--- Items from a figure collection ---

※ ※ ※

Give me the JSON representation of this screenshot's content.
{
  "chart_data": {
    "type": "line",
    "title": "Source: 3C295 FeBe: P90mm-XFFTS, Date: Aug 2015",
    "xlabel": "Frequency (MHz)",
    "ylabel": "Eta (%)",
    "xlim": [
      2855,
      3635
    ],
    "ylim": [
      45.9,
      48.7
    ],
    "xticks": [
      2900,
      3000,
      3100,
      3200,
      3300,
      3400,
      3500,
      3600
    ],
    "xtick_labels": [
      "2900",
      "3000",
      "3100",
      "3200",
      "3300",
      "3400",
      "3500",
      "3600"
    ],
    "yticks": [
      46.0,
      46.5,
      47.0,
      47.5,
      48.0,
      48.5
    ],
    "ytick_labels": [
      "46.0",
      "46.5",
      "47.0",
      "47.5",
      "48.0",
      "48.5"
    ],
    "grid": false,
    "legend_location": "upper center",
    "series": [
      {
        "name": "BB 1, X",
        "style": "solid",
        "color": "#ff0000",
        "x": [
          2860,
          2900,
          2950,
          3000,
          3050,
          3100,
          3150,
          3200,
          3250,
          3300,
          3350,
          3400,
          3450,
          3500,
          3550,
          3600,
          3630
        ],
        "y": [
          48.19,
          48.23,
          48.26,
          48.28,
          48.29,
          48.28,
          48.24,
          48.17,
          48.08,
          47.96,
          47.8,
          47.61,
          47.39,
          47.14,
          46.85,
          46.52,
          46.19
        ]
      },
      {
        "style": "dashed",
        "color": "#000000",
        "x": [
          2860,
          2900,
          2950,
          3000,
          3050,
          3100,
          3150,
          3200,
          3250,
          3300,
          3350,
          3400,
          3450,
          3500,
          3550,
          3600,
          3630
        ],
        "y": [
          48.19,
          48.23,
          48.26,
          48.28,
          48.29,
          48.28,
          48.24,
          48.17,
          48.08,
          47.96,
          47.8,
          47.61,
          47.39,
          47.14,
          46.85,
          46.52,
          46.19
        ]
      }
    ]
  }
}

※ ※ ※

--- Problem description ---
Repeat the listing exactly, from its first line to its last.

--- Response to this task ---
Give me the JSON representation of this screenshot's content.
{
  "chart_data": {
    "type": "line",
    "title": "Source: 3C295 FeBe: P90mm-XFFTS, Date: Aug 2015",
    "xlabel": "Frequency (MHz)",
    "ylabel": "Eta (%)",
    "xlim": [
      2855,
      3635
    ],
    "ylim": [
      45.9,
      48.7
    ],
    "xticks": [
      2900,
      3000,
      3100,
      3200,
      3300,
      3400,
      3500,
      3600
    ],
    "xtick_labels": [
      "2900",
      "3000",
      "3100",
      "3200",
      "3300",
      "3400",
      "3500",
      "3600"
    ],
    "yticks": [
      46.0,
      46.5,
      47.0,
      47.5,
      48.0,
      48.5
    ],
    "ytick_labels": [
      "46.0",
      "46.5",
      "47.0",
      "47.5",
      "48.0",
      "48.5"
    ],
    "grid": false,
    "legend_location": "upper center",
    "series": [
      {
        "name": "BB 1, X",
        "style": "solid",
        "color": "#ff0000",
        "x": [
          2860,
          2900,
          2950,
          3000,
          3050,
          3100,
          3150,
          3200,
          3250,
          3300,
          3350,
          3400,
          3450,
          3500,
          3550,
          3600,
          3630
        ],
        "y": [
          48.19,
          48.23,
          48.26,
          48.28,
          48.29,
          48.28,
          48.24,
          48.17,
          48.08,
          47.96,
          47.8,
          47.61,
          47.39,
          47.14,
          46.85,
          46.52,
          46.19
        ]
      },
      {
        "style": "dashed",
        "color": "#000000",
        "x": [
          2860,
          2900,
          2950,
          3000,
          3050,
          3100,
          3150,
          3200,
          3250,
          3300,
          3350,
          3400,
          3450,
          3500,
          3550,
          3600,
          3630
        ],
        "y": [
          48.19,
          48.23,
          48.26,
          48.28,
          48.29,
          48.28,
          48.24,
          48.17,
          48.08,
          47.96,
          47.8,
          47.61,
          47.39,
          47.14,
          46.85,
          46.52,
          46.19
        ]
      }
    ]
  }
}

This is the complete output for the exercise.